* _Passage to read_:
***

IRA FLATOW: I want to end the hour focusing on a very intriguing possible solution to the global antibiotic resistance crisis. And it’s an old solution that’s, well, new again. It involves using bacteriophages to treat infections.
Now, a phage is a virus that exists solely to kill bacteria– bacteriophages– and they are abundant in nature, a gazillion of them everywhere. And while scientists first discovered phages’ ability to treat bacterial infections, oh, about a century ago, the advent of antibiotics around World War II put a damper on phage research. There’s been little investment to turn phage medicine into treatments for patients with antibiotic-resistant infections until recently.
Joining me now to talk more about phage science is my guest, Dr. Graham Hatfull, professor of biotechnology at the University of Pittsburgh, of course, based in Pittsburgh, Pennsylvania.
Welcome to Science Friday.
GRAHAM HATFULL: Hi, Ira. Great to be here.
IRA FLATOW: You’ve been researching phages since what, 1988, some 35 years. What prompted you to get into this?
GRAHAM HATFULL: Well, it sounds like a long time, doesn’t it? For serendipity, really. I was interested in another topic entirely, really. I was interested in some ways in which systems do DNA recombination, and heard about a phage system that we might like to investigate. I started digging deeper, getting DNA sequences and doing genomics, and realized that there was a whole new world out there that we hadn’t really even imagined unearthing. And we’ve been delving into that ever since.
IRA FLATOW: It’s funny, that first pun of this segment– unearthing– because that’s where you find the phages, don’t you?
GRAHAM HATFULL: Absolutely. Well, phages are everywhere. And certainly, earth and soil and compost is a place that we and our students– many of our students– have gone and searched for phages, successfully finding them– in fact, some of the bacteria that we’re interested in. But they are everywhere. And so wherever you go, you can usually find some phages.
IRA FLATOW: Let’s talk about the word you use, “success.” Because you have been successful in treating patients with phages– treating their antibiotic-resistant illnesses– successfully. Tell us about that.
GRAHAM HATFULL: Well, we were first contacted by a colleague that I know from London about five years ago, when they had a couple of patients that had infections that they just couldn’t resolve with antibiotics. The patients were very poorly. And after some conversations, they sent us a couple of bacterial strains.
We have a large collection of bacteriophages that were isolated on similar strains. And so we set about a search to see if any of the phages in our collection might be useful potentially for a therapeutic intervention for those patients. And although it took a lot of effort, a lot of screening and some engineering, we were able to come up with a cocktail of three phages that we thought might be a good candidate therapy.

***

* _Task instructions_:
a – Decide whether each statement agrees with the interview about phage therapy, answering yes or no and quoting the words from the interview that settle it. (i) Hatfull's path to phages began with an interest in DNA recombination. (ii) The colleague who first contacted Hatfull about the patients was someone he knew from Pittsburgh. (iii) The candidate therapy for those patients was a cocktail of five phages.
b – Put this sentence from the interview about phage therapy into Spanish: "We have a large collection of bacteriophages that were isolated on similar strains."

***

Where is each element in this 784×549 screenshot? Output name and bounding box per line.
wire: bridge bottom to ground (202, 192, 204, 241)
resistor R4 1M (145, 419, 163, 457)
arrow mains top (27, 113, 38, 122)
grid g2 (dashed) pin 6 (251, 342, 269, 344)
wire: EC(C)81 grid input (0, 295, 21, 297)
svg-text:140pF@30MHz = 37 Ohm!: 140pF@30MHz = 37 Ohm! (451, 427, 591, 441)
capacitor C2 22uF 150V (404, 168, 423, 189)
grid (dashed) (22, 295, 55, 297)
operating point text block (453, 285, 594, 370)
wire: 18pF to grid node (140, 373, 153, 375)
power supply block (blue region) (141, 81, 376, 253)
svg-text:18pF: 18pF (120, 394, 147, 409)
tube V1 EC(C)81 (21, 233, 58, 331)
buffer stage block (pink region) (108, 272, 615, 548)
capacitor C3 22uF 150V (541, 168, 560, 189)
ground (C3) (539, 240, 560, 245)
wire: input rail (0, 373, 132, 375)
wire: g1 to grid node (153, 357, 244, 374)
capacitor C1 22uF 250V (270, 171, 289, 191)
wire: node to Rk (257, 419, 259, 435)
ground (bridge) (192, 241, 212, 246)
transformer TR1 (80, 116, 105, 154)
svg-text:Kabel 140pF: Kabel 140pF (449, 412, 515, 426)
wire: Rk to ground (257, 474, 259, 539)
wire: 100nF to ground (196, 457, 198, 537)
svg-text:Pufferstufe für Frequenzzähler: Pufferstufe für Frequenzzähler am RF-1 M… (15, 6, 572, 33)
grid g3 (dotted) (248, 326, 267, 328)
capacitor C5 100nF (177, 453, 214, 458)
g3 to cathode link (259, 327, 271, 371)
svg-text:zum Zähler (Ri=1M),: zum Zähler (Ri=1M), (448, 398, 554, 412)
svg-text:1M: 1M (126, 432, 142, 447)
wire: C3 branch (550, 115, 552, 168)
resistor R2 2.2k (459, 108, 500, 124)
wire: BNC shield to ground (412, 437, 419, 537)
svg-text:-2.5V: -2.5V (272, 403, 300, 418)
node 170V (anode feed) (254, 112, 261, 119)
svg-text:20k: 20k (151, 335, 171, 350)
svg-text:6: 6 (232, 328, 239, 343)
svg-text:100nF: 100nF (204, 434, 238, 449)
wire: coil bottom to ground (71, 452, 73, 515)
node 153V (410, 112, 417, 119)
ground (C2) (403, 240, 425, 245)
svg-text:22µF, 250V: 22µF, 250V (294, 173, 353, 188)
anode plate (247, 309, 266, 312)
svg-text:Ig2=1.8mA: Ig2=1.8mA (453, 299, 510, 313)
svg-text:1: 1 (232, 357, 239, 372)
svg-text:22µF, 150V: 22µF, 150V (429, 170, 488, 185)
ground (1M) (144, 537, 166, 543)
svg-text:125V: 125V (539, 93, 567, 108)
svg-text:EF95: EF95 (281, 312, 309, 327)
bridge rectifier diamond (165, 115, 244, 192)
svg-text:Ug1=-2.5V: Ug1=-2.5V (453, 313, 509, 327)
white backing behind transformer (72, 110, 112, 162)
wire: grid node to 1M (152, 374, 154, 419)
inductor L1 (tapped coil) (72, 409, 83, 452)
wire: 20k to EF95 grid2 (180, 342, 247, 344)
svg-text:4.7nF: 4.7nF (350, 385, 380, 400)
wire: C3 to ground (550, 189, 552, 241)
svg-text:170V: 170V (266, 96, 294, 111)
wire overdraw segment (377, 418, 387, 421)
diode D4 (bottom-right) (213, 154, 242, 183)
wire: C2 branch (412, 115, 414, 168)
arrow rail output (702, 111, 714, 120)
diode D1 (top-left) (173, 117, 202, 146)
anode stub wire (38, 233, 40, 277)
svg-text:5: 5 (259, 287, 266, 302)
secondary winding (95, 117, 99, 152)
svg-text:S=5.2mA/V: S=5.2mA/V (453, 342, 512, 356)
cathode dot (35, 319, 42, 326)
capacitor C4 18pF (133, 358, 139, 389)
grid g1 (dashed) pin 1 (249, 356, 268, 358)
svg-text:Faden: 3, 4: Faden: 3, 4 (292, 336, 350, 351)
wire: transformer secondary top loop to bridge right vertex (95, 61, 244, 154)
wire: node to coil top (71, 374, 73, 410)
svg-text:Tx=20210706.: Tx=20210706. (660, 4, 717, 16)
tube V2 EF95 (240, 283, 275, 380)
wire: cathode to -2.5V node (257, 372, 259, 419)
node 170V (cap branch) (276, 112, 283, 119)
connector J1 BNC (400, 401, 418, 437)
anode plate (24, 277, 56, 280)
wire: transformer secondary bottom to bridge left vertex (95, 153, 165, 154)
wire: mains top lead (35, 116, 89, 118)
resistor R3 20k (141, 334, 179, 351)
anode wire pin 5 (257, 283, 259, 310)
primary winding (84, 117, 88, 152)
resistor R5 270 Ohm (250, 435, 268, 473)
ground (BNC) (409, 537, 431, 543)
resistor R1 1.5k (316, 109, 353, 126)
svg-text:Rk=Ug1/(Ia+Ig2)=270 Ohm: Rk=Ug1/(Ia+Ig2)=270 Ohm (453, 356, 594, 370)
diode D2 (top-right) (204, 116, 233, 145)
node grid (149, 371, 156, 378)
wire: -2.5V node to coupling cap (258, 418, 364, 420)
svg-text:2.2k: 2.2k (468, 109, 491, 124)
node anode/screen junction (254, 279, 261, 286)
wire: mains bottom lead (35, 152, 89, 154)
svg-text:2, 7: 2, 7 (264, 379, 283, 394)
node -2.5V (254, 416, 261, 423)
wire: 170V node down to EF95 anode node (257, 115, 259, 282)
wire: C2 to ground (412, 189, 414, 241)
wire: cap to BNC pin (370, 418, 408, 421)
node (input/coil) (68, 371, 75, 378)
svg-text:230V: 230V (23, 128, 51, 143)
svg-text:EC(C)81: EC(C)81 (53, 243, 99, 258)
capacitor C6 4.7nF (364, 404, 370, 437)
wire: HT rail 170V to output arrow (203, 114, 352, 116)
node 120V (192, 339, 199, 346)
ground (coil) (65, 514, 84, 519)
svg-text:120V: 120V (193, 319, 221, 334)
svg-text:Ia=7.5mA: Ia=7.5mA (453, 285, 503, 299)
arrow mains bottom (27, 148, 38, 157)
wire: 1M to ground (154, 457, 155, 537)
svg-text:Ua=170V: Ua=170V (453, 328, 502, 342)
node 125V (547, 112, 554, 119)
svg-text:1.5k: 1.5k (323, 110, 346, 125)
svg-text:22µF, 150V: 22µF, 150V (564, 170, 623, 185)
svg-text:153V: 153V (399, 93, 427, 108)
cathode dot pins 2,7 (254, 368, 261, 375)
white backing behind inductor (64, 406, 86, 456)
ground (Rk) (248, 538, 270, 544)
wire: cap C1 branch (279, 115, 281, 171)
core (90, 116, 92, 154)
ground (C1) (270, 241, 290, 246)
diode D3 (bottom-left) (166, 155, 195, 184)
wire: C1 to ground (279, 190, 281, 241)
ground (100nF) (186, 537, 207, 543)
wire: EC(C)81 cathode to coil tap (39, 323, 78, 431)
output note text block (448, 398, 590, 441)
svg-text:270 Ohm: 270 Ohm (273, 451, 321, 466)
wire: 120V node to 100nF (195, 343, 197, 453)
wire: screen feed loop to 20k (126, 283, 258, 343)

***

* _Results for the exercise_:
a –
(i) Yes: "I was interested in some ways in which systems do DNA recombination, and heard about a phage system that we might like to investigate."
(ii) No: "we were first contacted by a colleague that I know from London about five years ago"
(iii) No: "we were able to come up with a cocktail of three phages that we thought might be a good candidate therapy."

b – Tenemos una gran colección de bacteriófagos que se aislaron en cepas similares.